▶ **Extracted material**
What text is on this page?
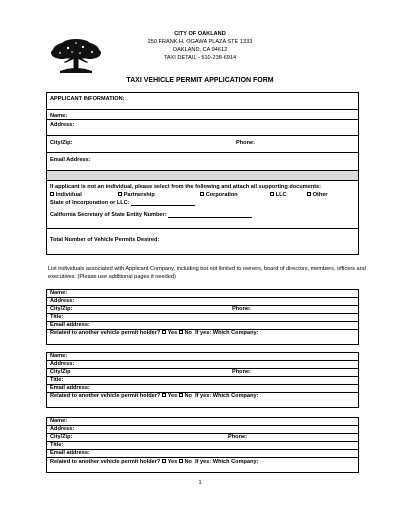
CITY OF OAKLAND
250 FRANK H. OGAWA PLAZA STE 1333
OAKLAND, CA 94612
TAXI DETAIL - 510-238-6914
TAXI VEHICLE PERMIT APPLICATION FORM
APPLICANT INFORMATION:
Name:
Address:
City/Zip:	Phone:
Email Address:
If applicant is not an individual, please select from the following and attach all supporting documents:
Individual	Partnership	Corporation	LLC	Other
State of Incorporation or LLC:
California Secretary of State Entity Number:
Total Number of Vehicle Permits Desired:
List individuals associated with Applicant Company, including but not limited to owners, board of directors, members, officers and executives. (Please use additional pages if needed)
Name:
Address:
City/Zip:	Phone:
Title:
Email address:
Related to another vehicle permit holder? Yes No If yes: Which Company:
Name:
Address:
City/Zip	Phone:
Title:
Email address:
Related to another vehicle permit holder? Yes No If yes: Which Company:
Name:
Address:
City/Zip:	Phone:
Title:
Email address:
Related to another vehicle permit holder? Yes No If yes: Which Company:
1
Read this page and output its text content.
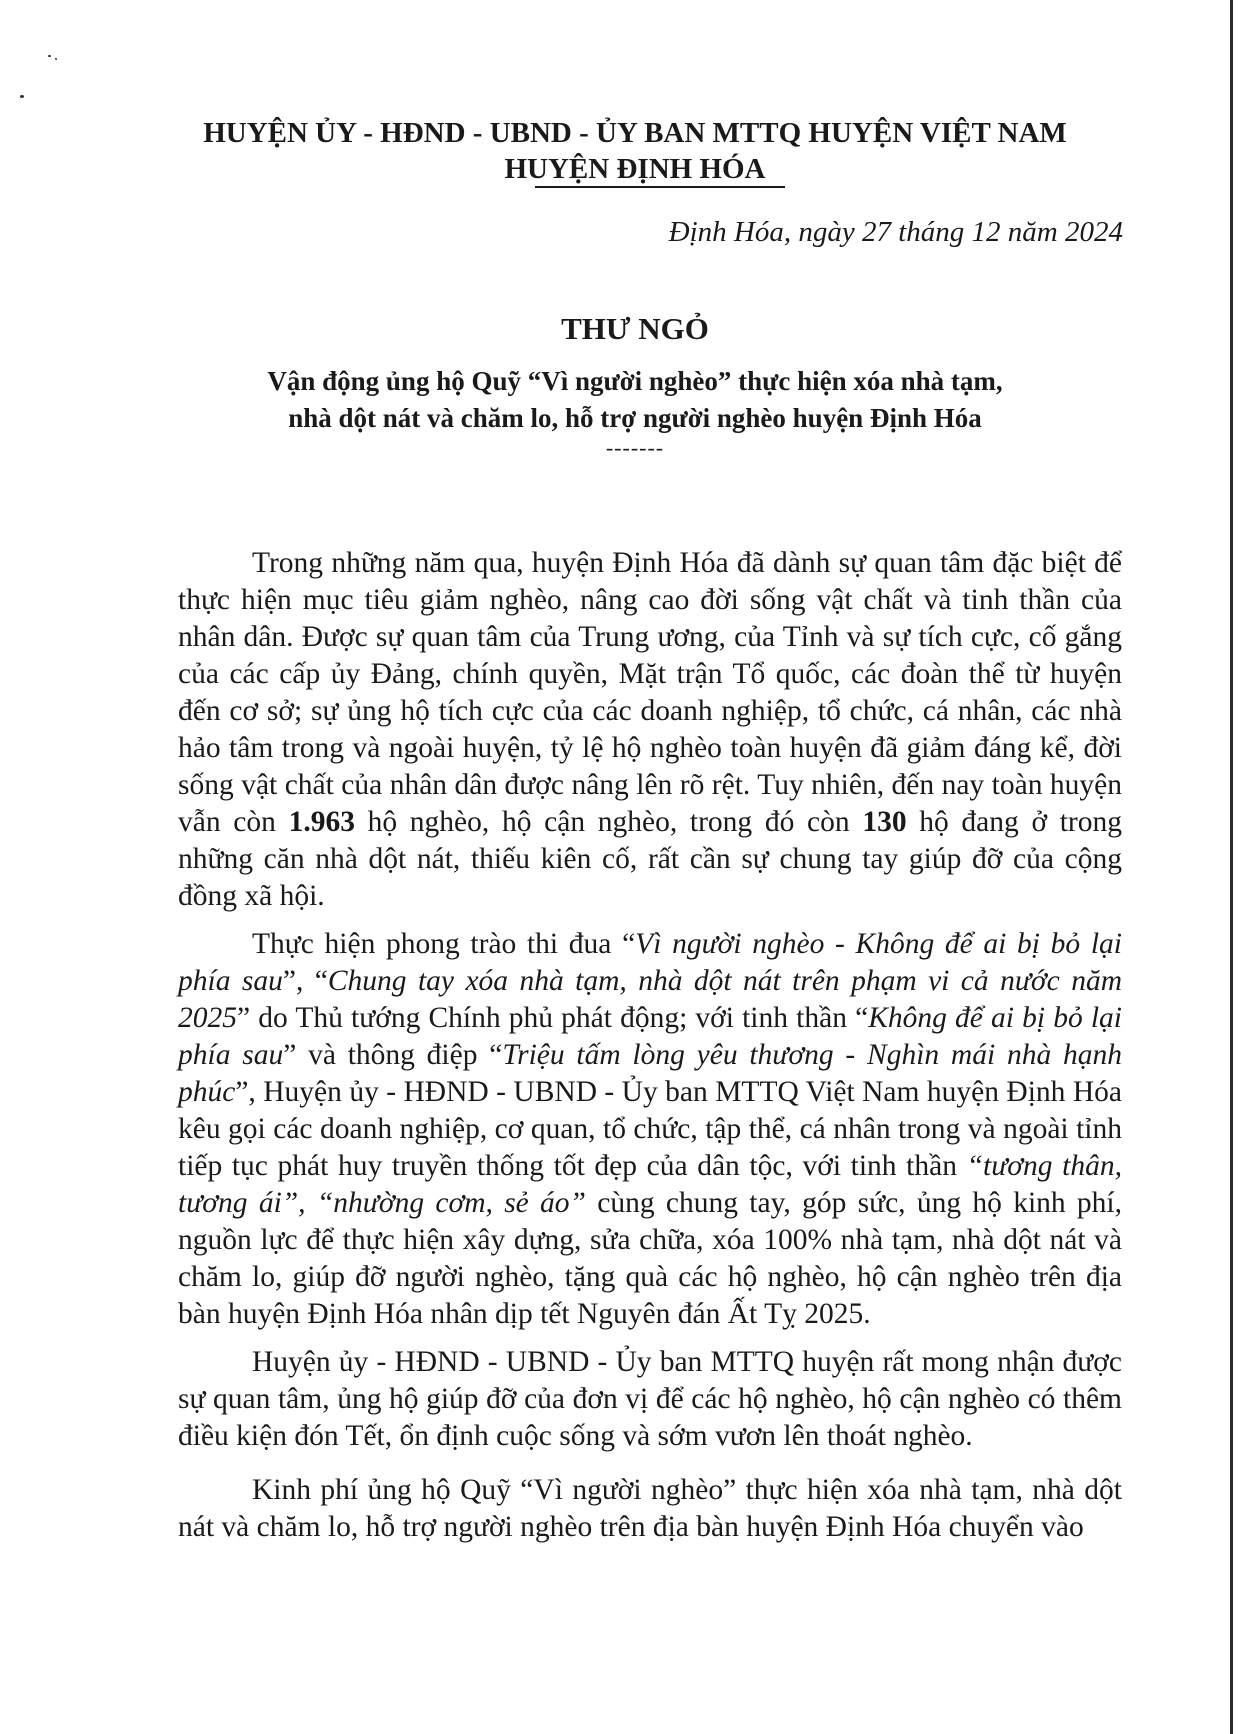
HUYỆN ỦY - HĐND - UBND - ỦY BAN MTTQ HUYỆN VIỆT NAM
HUYỆN ĐỊNH HÓA
Định Hóa, ngày 27 tháng 12 năm 2024
THƯ NGỎ
Vận động ủng hộ Quỹ “Vì người nghèo” thực hiện xóa nhà tạm,
nhà dột nát và chăm lo, hỗ trợ người nghèo huyện Định Hóa
-------

Trong những năm qua, huyện Định Hóa đã dành sự quan tâm đặc biệt để thực hiện mục tiêu giảm nghèo, nâng cao đời sống vật chất và tinh thần của nhân dân. Được sự quan tâm của Trung ương, của Tỉnh và sự tích cực, cố gắng của các cấp ủy Đảng, chính quyền, Mặt trận Tổ quốc, các đoàn thể từ huyện đến cơ sở; sự ủng hộ tích cực của các doanh nghiệp, tổ chức, cá nhân, các nhà hảo tâm trong và ngoài huyện, tỷ lệ hộ nghèo toàn huyện đã giảm đáng kể, đời sống vật chất của nhân dân được nâng lên rõ rệt. Tuy nhiên, đến nay toàn huyện vẫn còn 1.963 hộ nghèo, hộ cận nghèo, trong đó còn 130 hộ đang ở trong những căn nhà dột nát, thiếu kiên cố, rất cần sự chung tay giúp đỡ của cộng đồng xã hội.

Thực hiện phong trào thi đua “Vì người nghèo - Không để ai bị bỏ lại phía sau”, “Chung tay xóa nhà tạm, nhà dột nát trên phạm vi cả nước năm 2025” do Thủ tướng Chính phủ phát động; với tinh thần “Không để ai bị bỏ lại phía sau” và thông điệp “Triệu tấm lòng yêu thương - Nghìn mái nhà hạnh phúc”, Huyện ủy - HĐND - UBND - Ủy ban MTTQ Việt Nam huyện Định Hóa kêu gọi các doanh nghiệp, cơ quan, tổ chức, tập thể, cá nhân trong và ngoài tỉnh tiếp tục phát huy truyền thống tốt đẹp của dân tộc, với tinh thần “tương thân, tương ái”, “nhường cơm, sẻ áo” cùng chung tay, góp sức, ủng hộ kinh phí, nguồn lực để thực hiện xây dựng, sửa chữa, xóa 100% nhà tạm, nhà dột nát và chăm lo, giúp đỡ người nghèo, tặng quà các hộ nghèo, hộ cận nghèo trên địa bàn huyện Định Hóa nhân dịp tết Nguyên đán Ất Tỵ 2025.

Huyện ủy - HĐND - UBND - Ủy ban MTTQ huyện rất mong nhận được sự quan tâm, ủng hộ giúp đỡ của đơn vị để các hộ nghèo, hộ cận nghèo có thêm điều kiện đón Tết, ổn định cuộc sống và sớm vươn lên thoát nghèo.

Kinh phí ủng hộ Quỹ “Vì người nghèo” thực hiện xóa nhà tạm, nhà dột nát và chăm lo, hỗ trợ người nghèo trên địa bàn huyện Định Hóa chuyển vào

▶ **Given exercise**
Repeat all of the entries word for word, but omit the pictures.

▶ **Output of the task**
What text is on this page?
CITY OF OAKLAND
250 FRANK H. OGAWA PLAZA STE 1333
OAKLAND, CA 94612
TAXI DETAIL - 510-238-6914
TAXI VEHICLE PERMIT APPLICATION FORM
APPLICANT INFORMATION:
Name:
Address:
City/Zip:	Phone:
Email Address:
If applicant is not an individual, please select from the following and attach all supporting documents:
Individual	Partnership	Corporation	LLC	Other
State of Incorporation or LLC:
California Secretary of State Entity Number:
Total Number of Vehicle Permits Desired:
List individuals associated with Applicant Company, including but not limited to owners, board of directors, members, officers and executives. (Please use additional pages if needed)
Name:
Address:
City/Zip:	Phone:
Title:
Email address:
Related to another vehicle permit holder? Yes No If yes: Which Company:
Name:
Address:
City/Zip	Phone:
Title:
Email address:
Related to another vehicle permit holder? Yes No If yes: Which Company:
Name:
Address:
City/Zip:	Phone:
Title:
Email address:
Related to another vehicle permit holder? Yes No If yes: Which Company:
1
Read this page and output its text content.
HUYỆN ỦY - HĐND - UBND - ỦY BAN MTTQ HUYỆN VIỆT NAM
HUYỆN ĐỊNH HÓA
Định Hóa, ngày 27 tháng 12 năm 2024
THƯ NGỎ
Vận động ủng hộ Quỹ “Vì người nghèo” thực hiện xóa nhà tạm,
nhà dột nát và chăm lo, hỗ trợ người nghèo huyện Định Hóa
-------

Trong những năm qua, huyện Định Hóa đã dành sự quan tâm đặc biệt để thực hiện mục tiêu giảm nghèo, nâng cao đời sống vật chất và tinh thần của nhân dân. Được sự quan tâm của Trung ương, của Tỉnh và sự tích cực, cố gắng của các cấp ủy Đảng, chính quyền, Mặt trận Tổ quốc, các đoàn thể từ huyện đến cơ sở; sự ủng hộ tích cực của các doanh nghiệp, tổ chức, cá nhân, các nhà hảo tâm trong và ngoài huyện, tỷ lệ hộ nghèo toàn huyện đã giảm đáng kể, đời sống vật chất của nhân dân được nâng lên rõ rệt. Tuy nhiên, đến nay toàn huyện vẫn còn 1.963 hộ nghèo, hộ cận nghèo, trong đó còn 130 hộ đang ở trong những căn nhà dột nát, thiếu kiên cố, rất cần sự chung tay giúp đỡ của cộng đồng xã hội.

Thực hiện phong trào thi đua “Vì người nghèo - Không để ai bị bỏ lại phía sau”, “Chung tay xóa nhà tạm, nhà dột nát trên phạm vi cả nước năm 2025” do Thủ tướng Chính phủ phát động; với tinh thần “Không để ai bị bỏ lại phía sau” và thông điệp “Triệu tấm lòng yêu thương - Nghìn mái nhà hạnh phúc”, Huyện ủy - HĐND - UBND - Ủy ban MTTQ Việt Nam huyện Định Hóa kêu gọi các doanh nghiệp, cơ quan, tổ chức, tập thể, cá nhân trong và ngoài tỉnh tiếp tục phát huy truyền thống tốt đẹp của dân tộc, với tinh thần “tương thân, tương ái”, “nhường cơm, sẻ áo” cùng chung tay, góp sức, ủng hộ kinh phí, nguồn lực để thực hiện xây dựng, sửa chữa, xóa 100% nhà tạm, nhà dột nát và chăm lo, giúp đỡ người nghèo, tặng quà các hộ nghèo, hộ cận nghèo trên địa bàn huyện Định Hóa nhân dịp tết Nguyên đán Ất Tỵ 2025.

Huyện ủy - HĐND - UBND - Ủy ban MTTQ huyện rất mong nhận được sự quan tâm, ủng hộ giúp đỡ của đơn vị để các hộ nghèo, hộ cận nghèo có thêm điều kiện đón Tết, ổn định cuộc sống và sớm vươn lên thoát nghèo.

Kinh phí ủng hộ Quỹ “Vì người nghèo” thực hiện xóa nhà tạm, nhà dột nát và chăm lo, hỗ trợ người nghèo trên địa bàn huyện Định Hóa chuyển vào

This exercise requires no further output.